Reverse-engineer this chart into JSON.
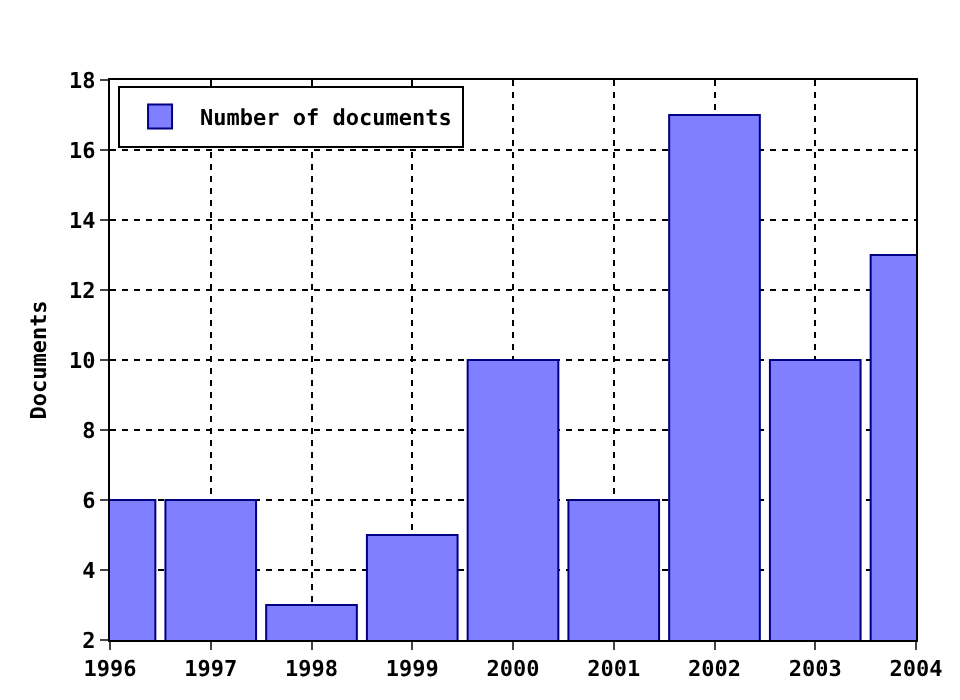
{
  "chart_data": {
    "type": "bar",
    "ylabel": "Documents",
    "x": [
      1996,
      1997,
      1998,
      1999,
      2000,
      2001,
      2002,
      2003,
      2004
    ],
    "series": [
      {
        "name": "Number of documents",
        "color": "#7f7fff",
        "values": [
          6,
          6,
          3,
          5,
          10,
          6,
          17,
          10,
          13
        ]
      }
    ],
    "xlim": [
      1996,
      2004
    ],
    "xticks": [
      1996,
      1997,
      1998,
      1999,
      2000,
      2001,
      2002,
      2003,
      2004
    ],
    "ylim": [
      2,
      18
    ],
    "yticks": [
      2,
      4,
      6,
      8,
      10,
      12,
      14,
      16,
      18
    ],
    "grid": true,
    "legend": "top left"
  }
}
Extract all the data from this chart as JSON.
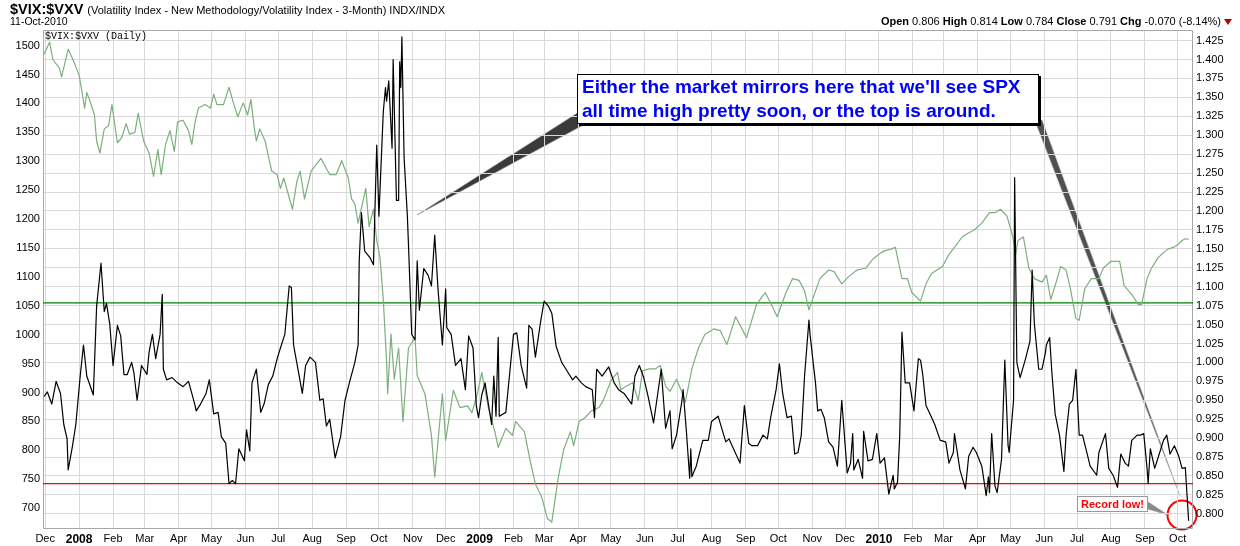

········

THE EXERCISE — Make an exact copy of every entry above, minus the images.

RESULT FOR THIS TASK —
Reverse-engineer this chart into JSON.
{
  "chart_data": {
    "type": "bar",
    "ylabel": "Documents",
    "x": [
      1996,
      1997,
      1998,
      1999,
      2000,
      2001,
      2002,
      2003,
      2004
    ],
    "series": [
      {
        "name": "Number of documents",
        "color": "#7f7fff",
        "values": [
          6,
          6,
          3,
          5,
          10,
          6,
          17,
          10,
          13
        ]
      }
    ],
    "xlim": [
      1996,
      2004
    ],
    "xticks": [
      1996,
      1997,
      1998,
      1999,
      2000,
      2001,
      2002,
      2003,
      2004
    ],
    "ylim": [
      2,
      18
    ],
    "yticks": [
      2,
      4,
      6,
      8,
      10,
      12,
      14,
      16,
      18
    ],
    "grid": true,
    "legend": "top left"
  }
}
Extract all the data from this chart as JSON.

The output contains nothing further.